DATA FOR PROCESSING |
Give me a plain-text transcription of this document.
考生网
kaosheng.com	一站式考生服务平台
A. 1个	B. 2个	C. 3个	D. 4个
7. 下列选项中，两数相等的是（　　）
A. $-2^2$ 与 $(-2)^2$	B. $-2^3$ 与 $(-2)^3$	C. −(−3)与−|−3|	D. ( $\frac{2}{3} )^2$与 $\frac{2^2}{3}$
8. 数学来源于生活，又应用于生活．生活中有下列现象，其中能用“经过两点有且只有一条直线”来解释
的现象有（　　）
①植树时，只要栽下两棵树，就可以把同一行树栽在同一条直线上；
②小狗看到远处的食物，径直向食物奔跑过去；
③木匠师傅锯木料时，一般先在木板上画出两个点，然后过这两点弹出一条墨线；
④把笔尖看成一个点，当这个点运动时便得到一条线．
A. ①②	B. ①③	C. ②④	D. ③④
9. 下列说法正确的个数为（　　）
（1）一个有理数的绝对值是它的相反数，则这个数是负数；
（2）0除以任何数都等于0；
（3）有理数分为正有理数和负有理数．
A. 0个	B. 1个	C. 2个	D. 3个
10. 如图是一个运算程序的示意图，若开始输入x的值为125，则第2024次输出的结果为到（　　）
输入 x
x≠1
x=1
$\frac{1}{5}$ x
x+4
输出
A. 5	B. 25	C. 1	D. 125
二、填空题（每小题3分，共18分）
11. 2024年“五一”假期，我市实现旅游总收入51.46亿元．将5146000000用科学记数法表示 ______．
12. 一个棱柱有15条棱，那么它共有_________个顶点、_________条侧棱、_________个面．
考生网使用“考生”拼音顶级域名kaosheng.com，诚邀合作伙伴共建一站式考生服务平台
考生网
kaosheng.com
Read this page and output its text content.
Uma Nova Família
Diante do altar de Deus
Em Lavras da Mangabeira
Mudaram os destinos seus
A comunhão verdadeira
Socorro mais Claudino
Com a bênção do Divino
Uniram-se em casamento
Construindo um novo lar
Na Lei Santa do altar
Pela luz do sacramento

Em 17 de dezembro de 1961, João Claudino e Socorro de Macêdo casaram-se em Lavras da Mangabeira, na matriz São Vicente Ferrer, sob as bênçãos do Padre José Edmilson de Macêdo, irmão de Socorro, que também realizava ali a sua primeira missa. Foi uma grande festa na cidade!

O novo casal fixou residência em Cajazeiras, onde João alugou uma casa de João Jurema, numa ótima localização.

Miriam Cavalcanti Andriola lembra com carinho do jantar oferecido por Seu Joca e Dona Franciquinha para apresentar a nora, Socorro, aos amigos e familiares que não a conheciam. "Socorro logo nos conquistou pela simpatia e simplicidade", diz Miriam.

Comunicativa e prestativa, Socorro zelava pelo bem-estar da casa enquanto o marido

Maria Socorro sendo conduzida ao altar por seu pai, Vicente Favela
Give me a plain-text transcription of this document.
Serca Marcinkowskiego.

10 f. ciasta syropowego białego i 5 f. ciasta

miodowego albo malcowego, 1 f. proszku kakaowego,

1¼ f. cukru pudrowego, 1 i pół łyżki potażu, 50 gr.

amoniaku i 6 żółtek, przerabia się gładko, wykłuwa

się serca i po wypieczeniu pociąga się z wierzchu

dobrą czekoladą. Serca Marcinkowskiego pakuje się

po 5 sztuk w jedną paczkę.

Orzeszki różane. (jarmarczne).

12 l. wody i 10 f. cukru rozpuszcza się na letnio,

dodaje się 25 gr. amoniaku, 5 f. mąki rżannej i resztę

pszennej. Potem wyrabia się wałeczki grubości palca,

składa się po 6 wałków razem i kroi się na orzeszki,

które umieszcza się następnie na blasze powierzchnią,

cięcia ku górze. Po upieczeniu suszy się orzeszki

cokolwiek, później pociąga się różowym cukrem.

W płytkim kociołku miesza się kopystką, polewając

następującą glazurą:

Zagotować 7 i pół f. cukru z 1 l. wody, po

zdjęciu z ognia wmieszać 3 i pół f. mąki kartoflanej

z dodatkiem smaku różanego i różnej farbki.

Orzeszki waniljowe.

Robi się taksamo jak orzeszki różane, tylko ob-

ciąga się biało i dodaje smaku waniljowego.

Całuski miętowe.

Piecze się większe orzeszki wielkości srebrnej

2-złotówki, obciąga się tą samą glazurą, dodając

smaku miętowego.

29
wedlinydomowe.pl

STATED EXERCISE |
Everything in the listing above should be restated exactly.

TASK RESPONSE |
Give me a plain-text transcription of this document.
考生网
kaosheng.com	一站式考生服务平台
A. 1个	B. 2个	C. 3个	D. 4个
7. 下列选项中，两数相等的是（　　）
A. $-2^2$ 与 $(-2)^2$	B. $-2^3$ 与 $(-2)^3$	C. −(−3)与−|−3|	D. ( $\frac{2}{3} )^2$与 $\frac{2^2}{3}$
8. 数学来源于生活，又应用于生活．生活中有下列现象，其中能用“经过两点有且只有一条直线”来解释
的现象有（　　）
①植树时，只要栽下两棵树，就可以把同一行树栽在同一条直线上；
②小狗看到远处的食物，径直向食物奔跑过去；
③木匠师傅锯木料时，一般先在木板上画出两个点，然后过这两点弹出一条墨线；
④把笔尖看成一个点，当这个点运动时便得到一条线．
A. ①②	B. ①③	C. ②④	D. ③④
9. 下列说法正确的个数为（　　）
（1）一个有理数的绝对值是它的相反数，则这个数是负数；
（2）0除以任何数都等于0；
（3）有理数分为正有理数和负有理数．
A. 0个	B. 1个	C. 2个	D. 3个
10. 如图是一个运算程序的示意图，若开始输入x的值为125，则第2024次输出的结果为到（　　）
输入 x
x≠1
x=1
$\frac{1}{5}$ x
x+4
输出
A. 5	B. 25	C. 1	D. 125
二、填空题（每小题3分，共18分）
11. 2024年“五一”假期，我市实现旅游总收入51.46亿元．将5146000000用科学记数法表示 ______．
12. 一个棱柱有15条棱，那么它共有_________个顶点、_________条侧棱、_________个面．
考生网使用“考生”拼音顶级域名kaosheng.com，诚邀合作伙伴共建一站式考生服务平台
考生网
kaosheng.com
Read this page and output its text content.
Uma Nova Família
Diante do altar de Deus
Em Lavras da Mangabeira
Mudaram os destinos seus
A comunhão verdadeira
Socorro mais Claudino
Com a bênção do Divino
Uniram-se em casamento
Construindo um novo lar
Na Lei Santa do altar
Pela luz do sacramento

Em 17 de dezembro de 1961, João Claudino e Socorro de Macêdo casaram-se em Lavras da Mangabeira, na matriz São Vicente Ferrer, sob as bênçãos do Padre José Edmilson de Macêdo, irmão de Socorro, que também realizava ali a sua primeira missa. Foi uma grande festa na cidade!

O novo casal fixou residência em Cajazeiras, onde João alugou uma casa de João Jurema, numa ótima localização.

Miriam Cavalcanti Andriola lembra com carinho do jantar oferecido por Seu Joca e Dona Franciquinha para apresentar a nora, Socorro, aos amigos e familiares que não a conheciam. "Socorro logo nos conquistou pela simpatia e simplicidade", diz Miriam.

Comunicativa e prestativa, Socorro zelava pelo bem-estar da casa enquanto o marido

Maria Socorro sendo conduzida ao altar por seu pai, Vicente Favela
Give me a plain-text transcription of this document.
Serca Marcinkowskiego.

10 f. ciasta syropowego białego i 5 f. ciasta

miodowego albo malcowego, 1 f. proszku kakaowego,

1¼ f. cukru pudrowego, 1 i pół łyżki potażu, 50 gr.

amoniaku i 6 żółtek, przerabia się gładko, wykłuwa

się serca i po wypieczeniu pociąga się z wierzchu

dobrą czekoladą. Serca Marcinkowskiego pakuje się

po 5 sztuk w jedną paczkę.

Orzeszki różane. (jarmarczne).

12 l. wody i 10 f. cukru rozpuszcza się na letnio,

dodaje się 25 gr. amoniaku, 5 f. mąki rżannej i resztę

pszennej. Potem wyrabia się wałeczki grubości palca,

składa się po 6 wałków razem i kroi się na orzeszki,

które umieszcza się następnie na blasze powierzchnią,

cięcia ku górze. Po upieczeniu suszy się orzeszki

cokolwiek, później pociąga się różowym cukrem.

W płytkim kociołku miesza się kopystką, polewając

następującą glazurą:

Zagotować 7 i pół f. cukru z 1 l. wody, po

zdjęciu z ognia wmieszać 3 i pół f. mąki kartoflanej

z dodatkiem smaku różanego i różnej farbki.

Orzeszki waniljowe.

Robi się taksamo jak orzeszki różane, tylko ob-

ciąga się biało i dodaje smaku waniljowego.

Całuski miętowe.

Piecze się większe orzeszki wielkości srebrnej

2-złotówki, obciąga się tą samą glazurą, dodając

smaku miętowego.

29
wedlinydomowe.pl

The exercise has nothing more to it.